Task objective: Your reply should be a single number: how many lines contain the string "Stunning".

Data:
** begin **

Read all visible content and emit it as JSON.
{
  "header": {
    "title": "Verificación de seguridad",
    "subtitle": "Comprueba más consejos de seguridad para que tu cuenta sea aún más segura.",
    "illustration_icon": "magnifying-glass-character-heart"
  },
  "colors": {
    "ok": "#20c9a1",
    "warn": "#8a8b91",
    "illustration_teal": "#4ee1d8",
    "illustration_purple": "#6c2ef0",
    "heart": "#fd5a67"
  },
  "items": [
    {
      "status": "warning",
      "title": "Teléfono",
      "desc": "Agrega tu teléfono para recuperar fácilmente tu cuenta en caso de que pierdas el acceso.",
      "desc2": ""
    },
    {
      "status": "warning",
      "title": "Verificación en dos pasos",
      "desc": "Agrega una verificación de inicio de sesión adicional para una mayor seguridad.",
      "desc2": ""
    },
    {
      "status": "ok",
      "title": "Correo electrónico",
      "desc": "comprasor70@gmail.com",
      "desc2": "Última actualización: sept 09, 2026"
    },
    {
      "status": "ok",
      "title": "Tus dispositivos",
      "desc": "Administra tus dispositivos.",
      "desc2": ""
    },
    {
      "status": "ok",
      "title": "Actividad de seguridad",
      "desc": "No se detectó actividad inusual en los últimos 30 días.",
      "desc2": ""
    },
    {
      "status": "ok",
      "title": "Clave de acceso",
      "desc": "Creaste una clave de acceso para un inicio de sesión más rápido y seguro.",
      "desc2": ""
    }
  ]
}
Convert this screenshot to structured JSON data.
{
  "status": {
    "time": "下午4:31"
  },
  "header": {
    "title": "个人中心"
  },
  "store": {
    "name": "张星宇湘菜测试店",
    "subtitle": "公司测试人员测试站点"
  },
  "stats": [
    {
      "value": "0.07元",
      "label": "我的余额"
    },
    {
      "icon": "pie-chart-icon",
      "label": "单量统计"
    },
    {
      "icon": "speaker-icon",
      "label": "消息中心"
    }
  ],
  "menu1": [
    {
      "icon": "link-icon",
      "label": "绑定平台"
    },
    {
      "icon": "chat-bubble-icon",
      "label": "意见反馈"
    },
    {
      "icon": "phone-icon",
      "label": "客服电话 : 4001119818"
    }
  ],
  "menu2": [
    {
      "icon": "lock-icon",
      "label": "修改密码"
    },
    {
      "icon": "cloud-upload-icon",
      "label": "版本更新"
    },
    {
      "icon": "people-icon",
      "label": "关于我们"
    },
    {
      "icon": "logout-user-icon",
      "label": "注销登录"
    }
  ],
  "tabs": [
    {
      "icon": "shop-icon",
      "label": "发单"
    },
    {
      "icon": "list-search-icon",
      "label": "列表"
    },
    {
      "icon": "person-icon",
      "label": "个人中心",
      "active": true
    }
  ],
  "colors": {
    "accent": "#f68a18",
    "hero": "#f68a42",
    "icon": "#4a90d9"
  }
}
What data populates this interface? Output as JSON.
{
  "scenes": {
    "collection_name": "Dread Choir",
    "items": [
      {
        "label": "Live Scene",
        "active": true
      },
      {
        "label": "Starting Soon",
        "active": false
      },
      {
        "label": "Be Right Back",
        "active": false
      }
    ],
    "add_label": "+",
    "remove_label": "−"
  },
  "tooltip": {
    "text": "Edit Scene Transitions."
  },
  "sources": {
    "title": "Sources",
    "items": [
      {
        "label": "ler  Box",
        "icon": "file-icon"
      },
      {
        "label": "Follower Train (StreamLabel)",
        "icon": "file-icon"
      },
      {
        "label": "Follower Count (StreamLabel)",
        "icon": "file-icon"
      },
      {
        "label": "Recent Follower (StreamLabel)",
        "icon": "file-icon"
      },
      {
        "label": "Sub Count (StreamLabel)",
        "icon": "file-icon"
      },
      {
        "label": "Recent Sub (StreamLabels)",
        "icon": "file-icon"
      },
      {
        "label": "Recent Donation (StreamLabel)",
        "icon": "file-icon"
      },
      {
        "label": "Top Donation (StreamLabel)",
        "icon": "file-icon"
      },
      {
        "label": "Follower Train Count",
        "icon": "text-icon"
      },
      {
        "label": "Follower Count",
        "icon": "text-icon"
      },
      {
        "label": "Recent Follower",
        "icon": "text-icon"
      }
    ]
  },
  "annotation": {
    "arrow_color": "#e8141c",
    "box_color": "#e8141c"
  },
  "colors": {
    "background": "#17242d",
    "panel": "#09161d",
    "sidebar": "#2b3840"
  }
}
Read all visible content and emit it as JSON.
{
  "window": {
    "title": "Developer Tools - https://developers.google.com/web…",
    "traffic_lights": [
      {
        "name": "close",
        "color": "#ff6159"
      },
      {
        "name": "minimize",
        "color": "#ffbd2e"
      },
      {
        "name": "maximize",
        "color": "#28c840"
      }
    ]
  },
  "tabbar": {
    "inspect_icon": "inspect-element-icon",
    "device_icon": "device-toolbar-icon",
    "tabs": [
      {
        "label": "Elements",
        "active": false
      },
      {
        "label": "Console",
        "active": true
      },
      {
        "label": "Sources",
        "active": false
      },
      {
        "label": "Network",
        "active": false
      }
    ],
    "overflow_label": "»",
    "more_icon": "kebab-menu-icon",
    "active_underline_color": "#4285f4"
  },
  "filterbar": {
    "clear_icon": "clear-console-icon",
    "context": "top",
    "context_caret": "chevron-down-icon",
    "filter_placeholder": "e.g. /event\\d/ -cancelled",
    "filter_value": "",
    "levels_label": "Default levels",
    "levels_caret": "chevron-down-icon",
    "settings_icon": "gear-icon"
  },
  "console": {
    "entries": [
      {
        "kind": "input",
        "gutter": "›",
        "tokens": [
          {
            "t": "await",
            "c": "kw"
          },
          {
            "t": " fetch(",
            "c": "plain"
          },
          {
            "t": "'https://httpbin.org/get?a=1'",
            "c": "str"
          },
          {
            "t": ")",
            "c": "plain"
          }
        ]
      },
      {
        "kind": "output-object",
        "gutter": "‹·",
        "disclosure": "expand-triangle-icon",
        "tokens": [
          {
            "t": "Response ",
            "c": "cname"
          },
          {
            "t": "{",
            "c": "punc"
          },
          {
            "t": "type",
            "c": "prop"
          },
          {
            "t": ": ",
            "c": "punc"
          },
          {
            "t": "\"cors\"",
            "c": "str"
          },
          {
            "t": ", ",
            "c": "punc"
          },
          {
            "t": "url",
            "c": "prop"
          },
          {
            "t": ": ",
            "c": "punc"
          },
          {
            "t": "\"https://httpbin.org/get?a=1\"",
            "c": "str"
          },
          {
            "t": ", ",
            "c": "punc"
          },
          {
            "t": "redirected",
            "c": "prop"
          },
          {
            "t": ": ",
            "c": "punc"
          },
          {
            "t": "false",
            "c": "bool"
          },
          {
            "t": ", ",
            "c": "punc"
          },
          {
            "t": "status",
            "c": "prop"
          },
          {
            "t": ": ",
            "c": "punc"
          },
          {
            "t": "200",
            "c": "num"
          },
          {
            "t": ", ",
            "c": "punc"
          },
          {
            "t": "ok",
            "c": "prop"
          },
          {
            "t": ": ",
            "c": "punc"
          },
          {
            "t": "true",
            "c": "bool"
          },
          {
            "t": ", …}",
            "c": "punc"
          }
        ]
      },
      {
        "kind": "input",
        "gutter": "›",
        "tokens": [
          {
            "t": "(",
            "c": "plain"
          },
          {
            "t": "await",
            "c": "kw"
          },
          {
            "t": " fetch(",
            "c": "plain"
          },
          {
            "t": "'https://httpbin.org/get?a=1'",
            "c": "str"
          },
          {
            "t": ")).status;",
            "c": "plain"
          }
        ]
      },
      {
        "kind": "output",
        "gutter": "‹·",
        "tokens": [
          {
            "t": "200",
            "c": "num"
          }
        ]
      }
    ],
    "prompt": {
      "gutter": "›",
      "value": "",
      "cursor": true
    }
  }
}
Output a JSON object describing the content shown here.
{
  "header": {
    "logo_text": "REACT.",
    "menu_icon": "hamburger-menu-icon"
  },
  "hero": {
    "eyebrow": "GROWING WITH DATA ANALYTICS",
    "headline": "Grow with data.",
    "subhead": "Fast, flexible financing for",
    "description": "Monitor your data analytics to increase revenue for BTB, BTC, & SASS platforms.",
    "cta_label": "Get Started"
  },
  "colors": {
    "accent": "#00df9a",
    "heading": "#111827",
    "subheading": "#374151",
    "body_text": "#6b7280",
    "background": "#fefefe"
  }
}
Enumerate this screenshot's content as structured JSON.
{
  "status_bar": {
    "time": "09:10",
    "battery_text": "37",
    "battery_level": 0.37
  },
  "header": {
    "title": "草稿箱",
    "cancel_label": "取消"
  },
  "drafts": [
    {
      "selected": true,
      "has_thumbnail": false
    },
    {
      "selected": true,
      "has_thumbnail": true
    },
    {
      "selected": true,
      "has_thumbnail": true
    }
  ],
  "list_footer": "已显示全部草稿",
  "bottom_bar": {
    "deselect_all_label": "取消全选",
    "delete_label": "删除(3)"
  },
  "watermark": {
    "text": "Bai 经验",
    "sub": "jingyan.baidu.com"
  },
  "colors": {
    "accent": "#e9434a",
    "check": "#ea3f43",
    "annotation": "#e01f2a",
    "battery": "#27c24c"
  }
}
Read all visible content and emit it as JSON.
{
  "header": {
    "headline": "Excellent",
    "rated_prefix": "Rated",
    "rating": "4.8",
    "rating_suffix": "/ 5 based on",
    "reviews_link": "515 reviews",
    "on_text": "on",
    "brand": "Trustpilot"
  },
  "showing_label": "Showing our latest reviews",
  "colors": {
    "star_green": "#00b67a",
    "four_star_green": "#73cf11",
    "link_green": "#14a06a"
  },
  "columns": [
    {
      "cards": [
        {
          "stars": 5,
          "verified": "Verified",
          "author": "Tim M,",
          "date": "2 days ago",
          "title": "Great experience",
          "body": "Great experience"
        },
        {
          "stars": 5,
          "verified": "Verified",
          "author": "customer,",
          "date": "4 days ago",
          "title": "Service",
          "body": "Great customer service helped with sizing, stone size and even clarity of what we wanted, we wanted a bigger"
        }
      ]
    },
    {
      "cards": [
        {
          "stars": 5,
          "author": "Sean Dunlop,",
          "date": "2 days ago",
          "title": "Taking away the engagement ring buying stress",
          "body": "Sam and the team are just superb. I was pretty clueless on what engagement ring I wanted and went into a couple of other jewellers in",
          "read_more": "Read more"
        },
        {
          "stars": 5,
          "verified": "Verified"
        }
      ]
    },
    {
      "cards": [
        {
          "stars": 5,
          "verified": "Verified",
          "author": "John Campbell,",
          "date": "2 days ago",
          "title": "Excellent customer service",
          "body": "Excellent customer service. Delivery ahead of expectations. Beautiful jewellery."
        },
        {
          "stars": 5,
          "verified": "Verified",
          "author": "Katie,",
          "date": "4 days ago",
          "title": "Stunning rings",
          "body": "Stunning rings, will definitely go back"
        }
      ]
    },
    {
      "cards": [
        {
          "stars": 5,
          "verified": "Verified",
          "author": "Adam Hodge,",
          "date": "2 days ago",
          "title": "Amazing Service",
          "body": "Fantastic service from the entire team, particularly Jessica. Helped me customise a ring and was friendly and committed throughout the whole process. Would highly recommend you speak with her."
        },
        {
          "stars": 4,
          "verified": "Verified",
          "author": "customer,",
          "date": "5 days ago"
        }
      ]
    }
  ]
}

** end **

Worked solution: 2